**Challenge:** All of the data should be output character for character, except the pictures.
++++ Data extract ++++
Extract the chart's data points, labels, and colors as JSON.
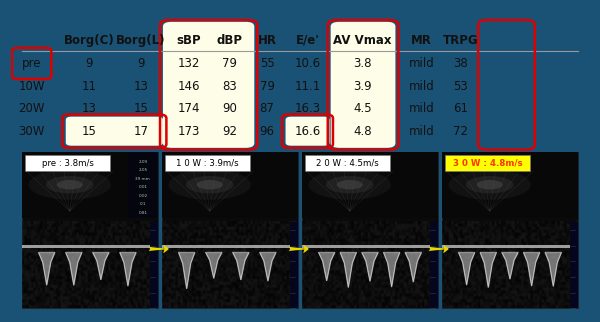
{
  "outer_border_color": "#1a5276",
  "background_color": "#ffffff",
  "table": {
    "headers": [
      "",
      "Borg(C)",
      "Borg(L)",
      "sBP",
      "dBP",
      "HR",
      "E/e'",
      "AV Vmax",
      "MR",
      "TRPG"
    ],
    "rows": [
      [
        "pre",
        "9",
        "9",
        "132",
        "79",
        "55",
        "10.6",
        "3.8",
        "mild",
        "38"
      ],
      [
        "10W",
        "11",
        "13",
        "146",
        "83",
        "79",
        "11.1",
        "3.9",
        "mild",
        "53"
      ],
      [
        "20W",
        "13",
        "15",
        "174",
        "90",
        "87",
        "16.3",
        "4.5",
        "mild",
        "61"
      ],
      [
        "30W",
        "15",
        "17",
        "173",
        "92",
        "96",
        "16.6",
        "4.8",
        "mild",
        "72"
      ]
    ]
  },
  "echo_panels": [
    {
      "label": "pre : 3.8m/s",
      "label_color": "#000000",
      "label_bg": "#ffffff"
    },
    {
      "label": "1 0 W : 3.9m/s",
      "label_color": "#000000",
      "label_bg": "#ffffff"
    },
    {
      "label": "2 0 W : 4.5m/s",
      "label_color": "#000000",
      "label_bg": "#ffffff"
    },
    {
      "label": "3 0 W : 4.8m/s",
      "label_color": "#ff3300",
      "label_bg": "#ffff00"
    }
  ],
  "arrow_color": "#e8d800",
  "yellow_fill": "#fdfde8"
}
++++
**Task solution:**
Extract the chart's data points, labels, and colors as JSON.
{
  "outer_border_color": "#1a5276",
  "background_color": "#ffffff",
  "table": {
    "headers": [
      "",
      "Borg(C)",
      "Borg(L)",
      "sBP",
      "dBP",
      "HR",
      "E/e'",
      "AV Vmax",
      "MR",
      "TRPG"
    ],
    "rows": [
      [
        "pre",
        "9",
        "9",
        "132",
        "79",
        "55",
        "10.6",
        "3.8",
        "mild",
        "38"
      ],
      [
        "10W",
        "11",
        "13",
        "146",
        "83",
        "79",
        "11.1",
        "3.9",
        "mild",
        "53"
      ],
      [
        "20W",
        "13",
        "15",
        "174",
        "90",
        "87",
        "16.3",
        "4.5",
        "mild",
        "61"
      ],
      [
        "30W",
        "15",
        "17",
        "173",
        "92",
        "96",
        "16.6",
        "4.8",
        "mild",
        "72"
      ]
    ]
  },
  "echo_panels": [
    {
      "label": "pre : 3.8m/s",
      "label_color": "#000000",
      "label_bg": "#ffffff"
    },
    {
      "label": "1 0 W : 3.9m/s",
      "label_color": "#000000",
      "label_bg": "#ffffff"
    },
    {
      "label": "2 0 W : 4.5m/s",
      "label_color": "#000000",
      "label_bg": "#ffffff"
    },
    {
      "label": "3 0 W : 4.8m/s",
      "label_color": "#ff3300",
      "label_bg": "#ffff00"
    }
  ],
  "arrow_color": "#e8d800",
  "yellow_fill": "#fdfde8"
}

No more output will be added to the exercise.